-- begin PROVIDED RECORDS --

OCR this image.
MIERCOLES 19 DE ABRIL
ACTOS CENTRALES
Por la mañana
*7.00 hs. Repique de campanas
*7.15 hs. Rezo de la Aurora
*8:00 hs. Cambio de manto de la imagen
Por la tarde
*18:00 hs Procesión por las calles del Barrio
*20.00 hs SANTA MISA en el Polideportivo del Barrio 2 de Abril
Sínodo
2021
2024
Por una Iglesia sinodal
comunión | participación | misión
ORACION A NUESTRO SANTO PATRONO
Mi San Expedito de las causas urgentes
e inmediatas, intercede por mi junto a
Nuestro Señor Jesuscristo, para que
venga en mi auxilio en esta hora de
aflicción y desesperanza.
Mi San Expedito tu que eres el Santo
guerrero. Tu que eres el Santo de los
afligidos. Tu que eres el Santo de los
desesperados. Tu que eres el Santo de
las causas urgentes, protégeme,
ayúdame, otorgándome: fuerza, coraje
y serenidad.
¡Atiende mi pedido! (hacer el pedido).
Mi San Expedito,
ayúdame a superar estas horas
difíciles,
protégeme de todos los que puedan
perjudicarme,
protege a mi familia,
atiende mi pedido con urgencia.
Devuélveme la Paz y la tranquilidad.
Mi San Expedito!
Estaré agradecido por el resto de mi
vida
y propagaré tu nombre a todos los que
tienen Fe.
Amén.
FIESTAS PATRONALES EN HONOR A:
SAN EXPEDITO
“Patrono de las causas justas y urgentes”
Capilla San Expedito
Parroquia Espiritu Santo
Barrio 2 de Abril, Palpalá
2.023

-- end PROVIDED RECORDS --

#### [WHAT IS NEEDED]
Output each record precisely as given.

#### [THE ANSWER]
OCR this image.
MIERCOLES 19 DE ABRIL
ACTOS CENTRALES
Por la mañana
*7.00 hs. Repique de campanas
*7.15 hs. Rezo de la Aurora
*8:00 hs. Cambio de manto de la imagen
Por la tarde
*18:00 hs Procesión por las calles del Barrio
*20.00 hs SANTA MISA en el Polideportivo del Barrio 2 de Abril
Sínodo
2021
2024
Por una Iglesia sinodal
comunión | participación | misión
ORACION A NUESTRO SANTO PATRONO
Mi San Expedito de las causas urgentes
e inmediatas, intercede por mi junto a
Nuestro Señor Jesuscristo, para que
venga en mi auxilio en esta hora de
aflicción y desesperanza.
Mi San Expedito tu que eres el Santo
guerrero. Tu que eres el Santo de los
afligidos. Tu que eres el Santo de los
desesperados. Tu que eres el Santo de
las causas urgentes, protégeme,
ayúdame, otorgándome: fuerza, coraje
y serenidad.
¡Atiende mi pedido! (hacer el pedido).
Mi San Expedito,
ayúdame a superar estas horas
difíciles,
protégeme de todos los que puedan
perjudicarme,
protege a mi familia,
atiende mi pedido con urgencia.
Devuélveme la Paz y la tranquilidad.
Mi San Expedito!
Estaré agradecido por el resto de mi
vida
y propagaré tu nombre a todos los que
tienen Fe.
Amén.
FIESTAS PATRONALES EN HONOR A:
SAN EXPEDITO
“Patrono de las causas justas y urgentes”
Capilla San Expedito
Parroquia Espiritu Santo
Barrio 2 de Abril, Palpalá
2.023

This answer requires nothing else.